▶ _INSTRUCTIONS FOR THE TASK_:
Tally the lines in the listing below that include "arcsec". Answer with the count and nothing more.

▶ _EXCERPTED RECORDS_:
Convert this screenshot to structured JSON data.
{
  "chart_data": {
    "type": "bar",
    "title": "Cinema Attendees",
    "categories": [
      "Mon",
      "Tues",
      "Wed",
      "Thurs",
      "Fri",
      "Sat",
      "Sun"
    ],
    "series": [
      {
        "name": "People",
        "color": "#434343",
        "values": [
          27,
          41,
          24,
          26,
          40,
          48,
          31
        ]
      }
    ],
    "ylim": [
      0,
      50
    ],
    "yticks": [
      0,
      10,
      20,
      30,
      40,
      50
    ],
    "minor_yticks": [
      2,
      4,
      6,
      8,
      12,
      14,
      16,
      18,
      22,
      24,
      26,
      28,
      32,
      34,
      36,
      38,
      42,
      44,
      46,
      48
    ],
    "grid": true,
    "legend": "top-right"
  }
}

---

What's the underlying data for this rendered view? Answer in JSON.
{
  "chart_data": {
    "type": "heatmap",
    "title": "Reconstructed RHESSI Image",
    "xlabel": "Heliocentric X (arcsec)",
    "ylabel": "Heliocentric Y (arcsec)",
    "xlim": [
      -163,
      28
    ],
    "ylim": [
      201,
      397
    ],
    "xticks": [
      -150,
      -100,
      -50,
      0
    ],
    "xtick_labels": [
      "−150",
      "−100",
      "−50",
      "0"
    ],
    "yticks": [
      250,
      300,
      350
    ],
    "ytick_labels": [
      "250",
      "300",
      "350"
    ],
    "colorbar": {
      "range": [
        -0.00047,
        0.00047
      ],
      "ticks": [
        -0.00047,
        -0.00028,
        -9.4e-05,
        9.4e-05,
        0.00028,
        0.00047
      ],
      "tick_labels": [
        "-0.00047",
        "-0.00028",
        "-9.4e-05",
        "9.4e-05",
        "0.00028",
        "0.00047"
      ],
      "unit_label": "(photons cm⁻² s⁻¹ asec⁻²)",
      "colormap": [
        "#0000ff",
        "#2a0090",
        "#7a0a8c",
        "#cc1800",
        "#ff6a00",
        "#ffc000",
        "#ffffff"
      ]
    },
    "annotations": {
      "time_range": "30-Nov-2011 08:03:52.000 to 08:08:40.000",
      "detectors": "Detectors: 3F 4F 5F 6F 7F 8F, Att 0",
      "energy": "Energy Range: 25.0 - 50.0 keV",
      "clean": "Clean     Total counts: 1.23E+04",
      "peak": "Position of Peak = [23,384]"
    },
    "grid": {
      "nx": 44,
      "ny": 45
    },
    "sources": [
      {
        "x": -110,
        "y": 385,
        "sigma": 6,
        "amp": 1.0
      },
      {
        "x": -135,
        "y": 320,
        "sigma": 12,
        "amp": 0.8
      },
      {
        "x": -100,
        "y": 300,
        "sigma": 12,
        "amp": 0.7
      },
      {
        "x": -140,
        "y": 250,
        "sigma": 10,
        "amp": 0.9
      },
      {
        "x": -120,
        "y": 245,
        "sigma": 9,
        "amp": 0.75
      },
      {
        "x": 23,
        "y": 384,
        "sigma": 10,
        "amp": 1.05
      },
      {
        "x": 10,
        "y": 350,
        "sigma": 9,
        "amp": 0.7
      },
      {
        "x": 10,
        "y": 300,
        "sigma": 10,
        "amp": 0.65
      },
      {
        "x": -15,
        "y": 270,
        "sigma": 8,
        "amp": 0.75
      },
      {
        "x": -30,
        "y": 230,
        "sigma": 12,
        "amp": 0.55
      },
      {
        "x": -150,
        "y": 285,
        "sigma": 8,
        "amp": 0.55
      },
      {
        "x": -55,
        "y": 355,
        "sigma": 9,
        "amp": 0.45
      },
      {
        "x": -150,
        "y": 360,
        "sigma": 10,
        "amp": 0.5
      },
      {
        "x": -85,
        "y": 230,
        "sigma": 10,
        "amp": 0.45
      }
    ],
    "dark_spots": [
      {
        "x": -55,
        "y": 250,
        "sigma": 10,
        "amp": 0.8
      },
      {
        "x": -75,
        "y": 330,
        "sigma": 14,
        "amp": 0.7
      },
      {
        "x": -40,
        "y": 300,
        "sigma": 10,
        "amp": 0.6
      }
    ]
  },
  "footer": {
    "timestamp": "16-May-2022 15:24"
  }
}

▶ _OUTPUT FOR THIS EXERCISE_:
2